Fondi per la cultura. Anche la teoria economica conferma che è lo Stato a doverla finanziare

Forse Tremonti non lo sa (in fondo è un avvocato tributarista, laureato in giurisprudenza, quindi non molto ferrato nella teoria economica), figuriamoci quelli de “Il Giornale”, i quali sparano su Nanni Moretti che sarebbe il responsabile dello scriteriato aumento delle accise sui carburanti per ripristinare il Fondo unico per lo spettacolo (Fus); come se fosse il ministro dell’economia. Ma è proprio la teoria economica ad aver chiarito che, nella maggior parte dei settori dello spettacolo, senza un persistente finanziamento statale, è impossibile coprire i costi di rappresentazioni e messe in scena.

La cosiddetta “teoria economica dell’arte” ha un autore molto prestigioso: W. Baumol che, insieme a W. Bowen, nel 1966 pubblicò un saggio divenuto poi celebre, in cui postulava la sua “Legge della crescita sbilanciata”. Secondo gli autori, la realtà economica ci prospetta due tipi di crescita: quella di settori che riescono ad aumentare la produttività, adottando il modello delle economie di scala e quindi ad accrescere il valore aggiunto di beni e servizi, contribuendo in modo determinante alla crescita di salari e profitti e quelli in cui non si ha alcuna crescita della produttività.

Com’è noto a qualsiasi studente di economia, l’aumento della produttività è il motore della crescita economica. Produttività significa, in parole povere, produrre di più e meglio in meno tempo, con un’organizzazione del lavoro più efficiente, con manodopera più capace (cosiddetto modello del “learning by doing”), agendo sulle leve della tecnologia e dell’aumento dell’efficienza marginale del capitale. Non ci può essere sviluppo senza aumento della produttività. Il grande economista austriaco, poi naturalizzato americano, Joseph Schumpeter riteneva che l’essenza della società capitalistica fosse una combinazione ottima fra propensione al rischio degli individui ed utilizzazione efficiente delle innovazioni, che consentono un aumento progressivo della produttività.

Ora, però, secondo la teoria di Baumol-Bowen ci sono settori che non possono registrare alcun aumento di questo fondamentale parametro. Per spiegare questo punto, i due economisti proposero l’esempio di un quartetto di Mozart. Esso, nel tempo presente, deve essere eseguito esattamente come lo si eseguiva duecento anni fa, con gli stessi strumenti. Non c’è alcuna possibilità che il progresso tecnologico (ad esempio un’amplificazione che consenta un pubblico di diecimila persone) possa incrementare la produttività del quartetto. Siamo di fronte, dunque, al classico caso di un’attività umana economicamente stagnante che, se non è supportata dalla collettività (cioè dallo Stato), non potrà mai essere economicamente efficiente, esattamente come non lo è, ad esempio, la spremitura dell’uva con i piedi, invece che con apparati meccanizzati. E quindi è destinata a perire, ad essere riposta in soffitta. L’unico rimedio che questa teoria suggeriva, se non si vuole dimenticare la musica celestiale di uno dei più grandi geni che l’umanità abbia mai espresso, è che lo Stato decida di finanziare il quartetto con contributi a fondo perduto, soltanto in parte recuperabili dai proventi dei biglietti venduti.

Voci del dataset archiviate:

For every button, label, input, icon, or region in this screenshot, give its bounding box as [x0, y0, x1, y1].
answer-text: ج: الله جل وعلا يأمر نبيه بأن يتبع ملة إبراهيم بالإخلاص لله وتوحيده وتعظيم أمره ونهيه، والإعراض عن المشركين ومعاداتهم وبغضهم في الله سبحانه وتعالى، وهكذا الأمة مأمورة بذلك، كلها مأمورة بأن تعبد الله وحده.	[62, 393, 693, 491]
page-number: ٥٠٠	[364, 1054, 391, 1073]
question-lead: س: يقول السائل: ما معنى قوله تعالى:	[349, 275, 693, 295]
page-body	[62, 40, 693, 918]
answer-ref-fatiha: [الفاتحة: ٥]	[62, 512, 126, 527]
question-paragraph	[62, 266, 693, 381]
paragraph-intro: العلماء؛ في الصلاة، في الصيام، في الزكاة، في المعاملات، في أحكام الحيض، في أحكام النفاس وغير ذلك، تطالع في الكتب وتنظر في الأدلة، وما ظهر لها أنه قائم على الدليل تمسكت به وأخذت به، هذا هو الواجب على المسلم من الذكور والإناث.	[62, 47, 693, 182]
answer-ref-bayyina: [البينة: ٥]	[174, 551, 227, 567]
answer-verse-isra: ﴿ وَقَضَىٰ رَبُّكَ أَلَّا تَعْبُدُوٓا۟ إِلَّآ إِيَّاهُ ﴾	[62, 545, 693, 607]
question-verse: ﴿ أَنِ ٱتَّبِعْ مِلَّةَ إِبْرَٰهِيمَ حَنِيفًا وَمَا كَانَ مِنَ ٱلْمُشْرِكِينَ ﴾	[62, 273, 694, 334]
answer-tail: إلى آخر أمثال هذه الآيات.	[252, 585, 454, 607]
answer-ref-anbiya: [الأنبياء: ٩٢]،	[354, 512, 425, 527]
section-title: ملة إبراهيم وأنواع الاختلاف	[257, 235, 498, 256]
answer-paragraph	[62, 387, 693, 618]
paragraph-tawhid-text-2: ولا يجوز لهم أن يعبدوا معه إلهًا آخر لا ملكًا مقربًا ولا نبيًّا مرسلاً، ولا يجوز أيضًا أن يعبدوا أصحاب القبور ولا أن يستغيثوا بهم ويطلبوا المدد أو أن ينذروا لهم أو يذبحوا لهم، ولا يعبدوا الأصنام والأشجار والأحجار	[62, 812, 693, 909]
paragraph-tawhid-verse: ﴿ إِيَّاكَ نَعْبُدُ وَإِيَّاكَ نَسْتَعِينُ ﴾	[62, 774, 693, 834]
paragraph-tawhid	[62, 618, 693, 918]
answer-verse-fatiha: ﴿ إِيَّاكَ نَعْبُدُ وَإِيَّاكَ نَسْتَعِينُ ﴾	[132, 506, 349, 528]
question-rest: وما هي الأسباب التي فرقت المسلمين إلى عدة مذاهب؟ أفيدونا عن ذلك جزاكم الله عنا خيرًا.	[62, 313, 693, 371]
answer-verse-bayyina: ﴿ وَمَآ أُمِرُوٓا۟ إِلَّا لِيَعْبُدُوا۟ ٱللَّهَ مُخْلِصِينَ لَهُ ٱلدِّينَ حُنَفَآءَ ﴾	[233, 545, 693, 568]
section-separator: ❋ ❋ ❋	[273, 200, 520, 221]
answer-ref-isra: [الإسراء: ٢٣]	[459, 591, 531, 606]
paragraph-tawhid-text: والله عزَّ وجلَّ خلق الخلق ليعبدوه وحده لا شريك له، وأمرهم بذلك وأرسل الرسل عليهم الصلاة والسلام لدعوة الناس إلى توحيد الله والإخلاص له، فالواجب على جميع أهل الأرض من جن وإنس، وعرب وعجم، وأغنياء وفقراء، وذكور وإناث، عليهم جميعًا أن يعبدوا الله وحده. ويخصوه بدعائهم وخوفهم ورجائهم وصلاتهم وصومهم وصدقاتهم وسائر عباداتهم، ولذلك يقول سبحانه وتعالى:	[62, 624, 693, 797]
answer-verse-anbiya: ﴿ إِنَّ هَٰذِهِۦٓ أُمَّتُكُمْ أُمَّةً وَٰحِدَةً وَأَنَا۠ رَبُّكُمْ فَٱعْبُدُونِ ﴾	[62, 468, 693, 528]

ISTRUZIONI DI LAVORO: Puoi continuare l'articolo sul finanziamento statale della cultura, riprendendo subito dopo l'ultima frase riportata?

RISPOSTA ALL'ESERCIZIO:
L’esempio mozartiano naturalmente è applicabile a molti altri settori dello spettacolo: si pensi all’opera lirica e a quella sinfonica, al balletto, al teatro che non possono in alcun modo nemmeno coprire i costi delle rappresentazioni mediante la sola vendita dei biglietti, il cui prezzo, peraltro, deve tenere conto della necessità di non fare di questi spettacoli un fenomeno per soli ricchi e quindi non devono superare determinati livelli. Ora, uno Stato moderno, il cui compito è evidentemente anche quello di arricchire lo spirito dei cittadini, e soprattutto delle giovani generazioni, dovrebbe bilanciare mezzi e fini suoi propri tenendo conto di ciò che deve essere finanziato e ciò che, invece, potrebbe essere tagliato (mediante, ad esempio, una strenua lotta alla corruzione, ai privilegi della politica, una migliore organizzazione del comparto pubblico, al recupero dell’evasione fiscale, ecc.). esattamente quello che l’attuale governo non fa.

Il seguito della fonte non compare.